** WHAT IS NEEDED **
In your copy, leave out the pictures and repeat the entries below exactly.

— start EXTRACTED INFORMATION —

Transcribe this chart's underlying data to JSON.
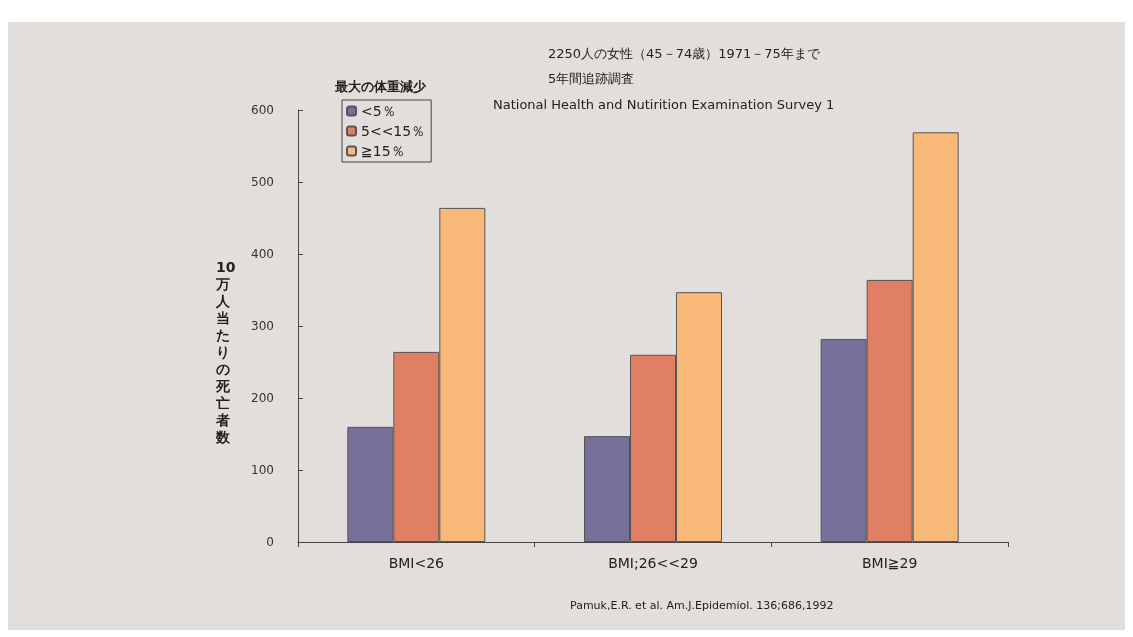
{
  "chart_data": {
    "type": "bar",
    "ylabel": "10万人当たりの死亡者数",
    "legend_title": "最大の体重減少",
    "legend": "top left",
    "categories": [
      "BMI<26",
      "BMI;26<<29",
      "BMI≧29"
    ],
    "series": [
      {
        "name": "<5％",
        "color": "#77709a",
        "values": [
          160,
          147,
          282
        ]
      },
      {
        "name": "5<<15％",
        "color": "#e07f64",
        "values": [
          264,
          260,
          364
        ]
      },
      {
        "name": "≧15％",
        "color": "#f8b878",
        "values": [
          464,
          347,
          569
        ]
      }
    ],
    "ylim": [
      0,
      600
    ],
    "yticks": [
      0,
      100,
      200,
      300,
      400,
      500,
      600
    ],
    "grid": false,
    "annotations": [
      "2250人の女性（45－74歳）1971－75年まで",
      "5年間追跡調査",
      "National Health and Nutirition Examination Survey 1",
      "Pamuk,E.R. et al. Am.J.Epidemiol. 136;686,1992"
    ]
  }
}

— end EXTRACTED INFORMATION —

** EXERCISE OUTPUT **
Transcribe this chart's underlying data to JSON.
{
  "chart_data": {
    "type": "bar",
    "ylabel": "10万人当たりの死亡者数",
    "legend_title": "最大の体重減少",
    "legend": "top left",
    "categories": [
      "BMI<26",
      "BMI;26<<29",
      "BMI≧29"
    ],
    "series": [
      {
        "name": "<5％",
        "color": "#77709a",
        "values": [
          160,
          147,
          282
        ]
      },
      {
        "name": "5<<15％",
        "color": "#e07f64",
        "values": [
          264,
          260,
          364
        ]
      },
      {
        "name": "≧15％",
        "color": "#f8b878",
        "values": [
          464,
          347,
          569
        ]
      }
    ],
    "ylim": [
      0,
      600
    ],
    "yticks": [
      0,
      100,
      200,
      300,
      400,
      500,
      600
    ],
    "grid": false,
    "annotations": [
      "2250人の女性（45－74歳）1971－75年まで",
      "5年間追跡調査",
      "National Health and Nutirition Examination Survey 1",
      "Pamuk,E.R. et al. Am.J.Epidemiol. 136;686,1992"
    ]
  }
}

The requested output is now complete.